▼▼▼
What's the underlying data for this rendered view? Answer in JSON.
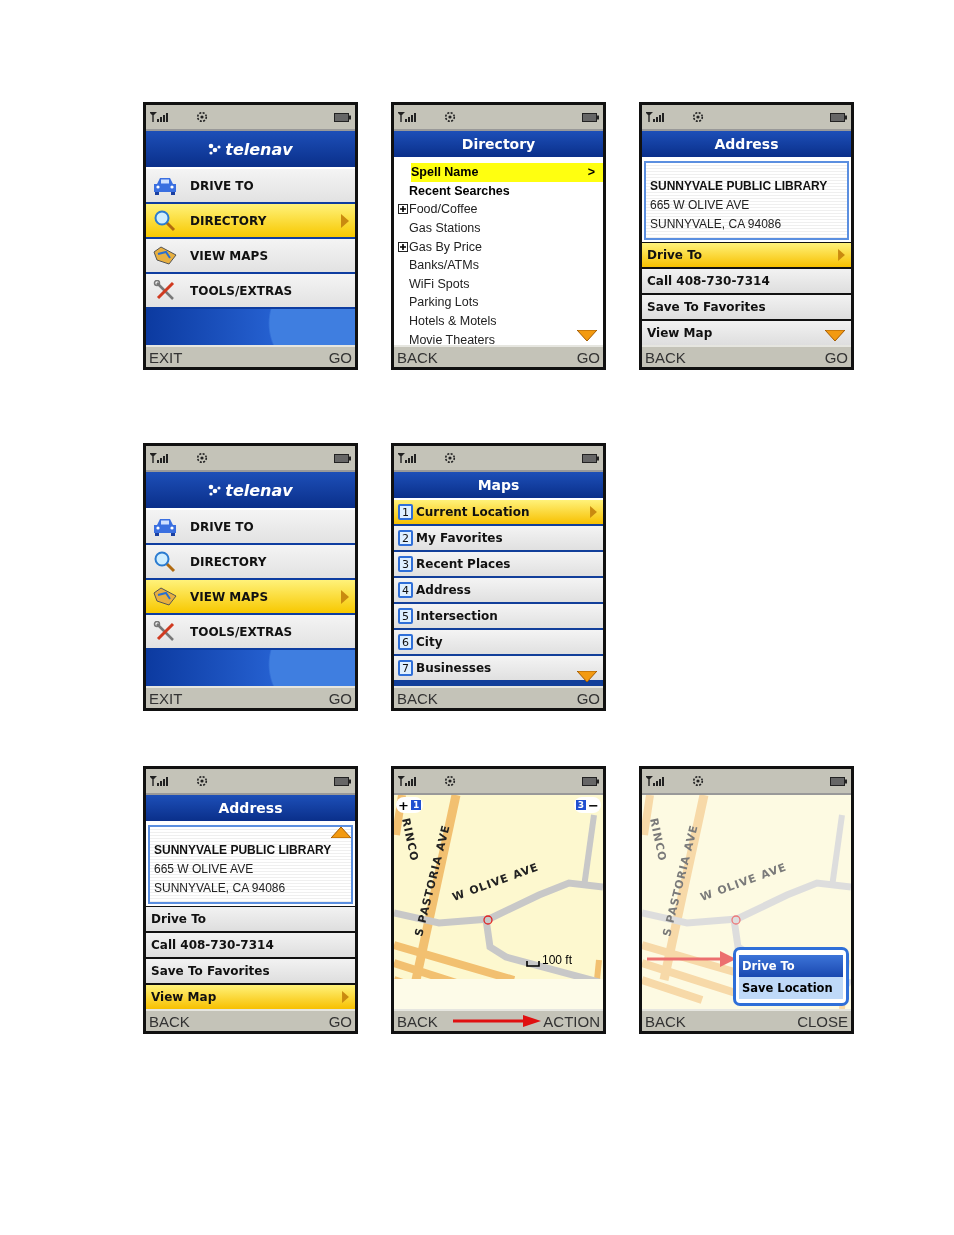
{
  "rows": [
    [
      {
        "kind": "menu",
        "logo": "telenav",
        "items": [
          {
            "label": "DRIVE TO",
            "selected": false
          },
          {
            "label": "DIRECTORY",
            "selected": true
          },
          {
            "label": "VIEW MAPS",
            "selected": false
          },
          {
            "label": "TOOLS/EXTRAS",
            "selected": false
          }
        ],
        "left": "EXIT",
        "right": "GO"
      },
      {
        "kind": "list",
        "title": "Directory",
        "items": [
          {
            "label": "Spell Name",
            "bold": true,
            "expandable": false,
            "selected": true,
            "chevron": ">"
          },
          {
            "label": "Recent Searches",
            "bold": true,
            "expandable": false,
            "selected": false
          },
          {
            "label": "Food/Coffee",
            "bold": false,
            "expandable": true,
            "selected": false
          },
          {
            "label": "Gas Stations",
            "bold": false,
            "expandable": false,
            "selected": false
          },
          {
            "label": "Gas By Price",
            "bold": false,
            "expandable": true,
            "selected": false
          },
          {
            "label": "Banks/ATMs",
            "bold": false,
            "expandable": false,
            "selected": false
          },
          {
            "label": "WiFi Spots",
            "bold": false,
            "expandable": false,
            "selected": false
          },
          {
            "label": "Parking Lots",
            "bold": false,
            "expandable": false,
            "selected": false
          },
          {
            "label": "Hotels & Motels",
            "bold": false,
            "expandable": false,
            "selected": false
          },
          {
            "label": "Movie Theaters",
            "bold": false,
            "expandable": false,
            "selected": false
          }
        ],
        "more_below": true,
        "left": "BACK",
        "right": "GO"
      },
      {
        "kind": "address",
        "title": "Address",
        "place": {
          "name": "SUNNYVALE PUBLIC LIBRARY",
          "street": "665 W OLIVE AVE",
          "city": "SUNNYVALE, CA 94086"
        },
        "items": [
          {
            "label": "Drive To",
            "selected": true
          },
          {
            "label": "Call 408-730-7314",
            "selected": false
          },
          {
            "label": "Save To Favorites",
            "selected": false
          },
          {
            "label": "View Map",
            "selected": false
          }
        ],
        "more_above": false,
        "more_below": true,
        "left": "BACK",
        "right": "GO"
      }
    ],
    [
      {
        "kind": "menu",
        "logo": "telenav",
        "items": [
          {
            "label": "DRIVE TO",
            "selected": false
          },
          {
            "label": "DIRECTORY",
            "selected": false
          },
          {
            "label": "VIEW MAPS",
            "selected": true
          },
          {
            "label": "TOOLS/EXTRAS",
            "selected": false
          }
        ],
        "left": "EXIT",
        "right": "GO"
      },
      {
        "kind": "numbered",
        "title": "Maps",
        "items": [
          {
            "number": "1",
            "label": "Current Location",
            "selected": true
          },
          {
            "number": "2",
            "label": "My Favorites",
            "selected": false
          },
          {
            "number": "3",
            "label": "Recent Places",
            "selected": false
          },
          {
            "number": "4",
            "label": "Address",
            "selected": false
          },
          {
            "number": "5",
            "label": "Intersection",
            "selected": false
          },
          {
            "number": "6",
            "label": "City",
            "selected": false
          },
          {
            "number": "7",
            "label": "Businesses",
            "selected": false
          }
        ],
        "more_below": true,
        "left": "BACK",
        "right": "GO"
      }
    ],
    [
      {
        "kind": "address",
        "title": "Address",
        "place": {
          "name": "SUNNYVALE PUBLIC LIBRARY",
          "street": "665 W OLIVE AVE",
          "city": "SUNNYVALE, CA 94086"
        },
        "items": [
          {
            "label": "Drive To",
            "selected": false
          },
          {
            "label": "Call 408-730-7314",
            "selected": false
          },
          {
            "label": "Save To Favorites",
            "selected": false
          },
          {
            "label": "View Map",
            "selected": true
          }
        ],
        "more_above": true,
        "more_below": false,
        "left": "BACK",
        "right": "GO"
      },
      {
        "kind": "map",
        "labels": [
          "RINCO",
          "S PASTORIA AVE",
          "W OLIVE AVE"
        ],
        "zoom_in_sign": "+",
        "zoom_in_level": "1",
        "zoom_out_level": "3",
        "zoom_out_sign": "−",
        "scale": "100 ft",
        "softkey_arrow": true,
        "left": "BACK",
        "right": "ACTION"
      },
      {
        "kind": "map_popup",
        "labels": [
          "RINCO",
          "S PASTORIA AVE",
          "W OLIVE AVE"
        ],
        "popup": [
          {
            "label": "Drive To",
            "selected": true
          },
          {
            "label": "Save Location",
            "selected": false
          }
        ],
        "left": "BACK",
        "right": "CLOSE"
      }
    ]
  ]
}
▲▲▲
Nothing in the entries should change as you copy them, except that the pictures are left out.

• [SOLVED PROBLEM]:
What's the underlying data for this rendered view? Answer in JSON.
{
  "rows": [
    [
      {
        "kind": "menu",
        "logo": "telenav",
        "items": [
          {
            "label": "DRIVE TO",
            "selected": false
          },
          {
            "label": "DIRECTORY",
            "selected": true
          },
          {
            "label": "VIEW MAPS",
            "selected": false
          },
          {
            "label": "TOOLS/EXTRAS",
            "selected": false
          }
        ],
        "left": "EXIT",
        "right": "GO"
      },
      {
        "kind": "list",
        "title": "Directory",
        "items": [
          {
            "label": "Spell Name",
            "bold": true,
            "expandable": false,
            "selected": true,
            "chevron": ">"
          },
          {
            "label": "Recent Searches",
            "bold": true,
            "expandable": false,
            "selected": false
          },
          {
            "label": "Food/Coffee",
            "bold": false,
            "expandable": true,
            "selected": false
          },
          {
            "label": "Gas Stations",
            "bold": false,
            "expandable": false,
            "selected": false
          },
          {
            "label": "Gas By Price",
            "bold": false,
            "expandable": true,
            "selected": false
          },
          {
            "label": "Banks/ATMs",
            "bold": false,
            "expandable": false,
            "selected": false
          },
          {
            "label": "WiFi Spots",
            "bold": false,
            "expandable": false,
            "selected": false
          },
          {
            "label": "Parking Lots",
            "bold": false,
            "expandable": false,
            "selected": false
          },
          {
            "label": "Hotels & Motels",
            "bold": false,
            "expandable": false,
            "selected": false
          },
          {
            "label": "Movie Theaters",
            "bold": false,
            "expandable": false,
            "selected": false
          }
        ],
        "more_below": true,
        "left": "BACK",
        "right": "GO"
      },
      {
        "kind": "address",
        "title": "Address",
        "place": {
          "name": "SUNNYVALE PUBLIC LIBRARY",
          "street": "665 W OLIVE AVE",
          "city": "SUNNYVALE, CA 94086"
        },
        "items": [
          {
            "label": "Drive To",
            "selected": true
          },
          {
            "label": "Call 408-730-7314",
            "selected": false
          },
          {
            "label": "Save To Favorites",
            "selected": false
          },
          {
            "label": "View Map",
            "selected": false
          }
        ],
        "more_above": false,
        "more_below": true,
        "left": "BACK",
        "right": "GO"
      }
    ],
    [
      {
        "kind": "menu",
        "logo": "telenav",
        "items": [
          {
            "label": "DRIVE TO",
            "selected": false
          },
          {
            "label": "DIRECTORY",
            "selected": false
          },
          {
            "label": "VIEW MAPS",
            "selected": true
          },
          {
            "label": "TOOLS/EXTRAS",
            "selected": false
          }
        ],
        "left": "EXIT",
        "right": "GO"
      },
      {
        "kind": "numbered",
        "title": "Maps",
        "items": [
          {
            "number": "1",
            "label": "Current Location",
            "selected": true
          },
          {
            "number": "2",
            "label": "My Favorites",
            "selected": false
          },
          {
            "number": "3",
            "label": "Recent Places",
            "selected": false
          },
          {
            "number": "4",
            "label": "Address",
            "selected": false
          },
          {
            "number": "5",
            "label": "Intersection",
            "selected": false
          },
          {
            "number": "6",
            "label": "City",
            "selected": false
          },
          {
            "number": "7",
            "label": "Businesses",
            "selected": false
          }
        ],
        "more_below": true,
        "left": "BACK",
        "right": "GO"
      }
    ],
    [
      {
        "kind": "address",
        "title": "Address",
        "place": {
          "name": "SUNNYVALE PUBLIC LIBRARY",
          "street": "665 W OLIVE AVE",
          "city": "SUNNYVALE, CA 94086"
        },
        "items": [
          {
            "label": "Drive To",
            "selected": false
          },
          {
            "label": "Call 408-730-7314",
            "selected": false
          },
          {
            "label": "Save To Favorites",
            "selected": false
          },
          {
            "label": "View Map",
            "selected": true
          }
        ],
        "more_above": true,
        "more_below": false,
        "left": "BACK",
        "right": "GO"
      },
      {
        "kind": "map",
        "labels": [
          "RINCO",
          "S PASTORIA AVE",
          "W OLIVE AVE"
        ],
        "zoom_in_sign": "+",
        "zoom_in_level": "1",
        "zoom_out_level": "3",
        "zoom_out_sign": "−",
        "scale": "100 ft",
        "softkey_arrow": true,
        "left": "BACK",
        "right": "ACTION"
      },
      {
        "kind": "map_popup",
        "labels": [
          "RINCO",
          "S PASTORIA AVE",
          "W OLIVE AVE"
        ],
        "popup": [
          {
            "label": "Drive To",
            "selected": true
          },
          {
            "label": "Save Location",
            "selected": false
          }
        ],
        "left": "BACK",
        "right": "CLOSE"
      }
    ]
  ]
}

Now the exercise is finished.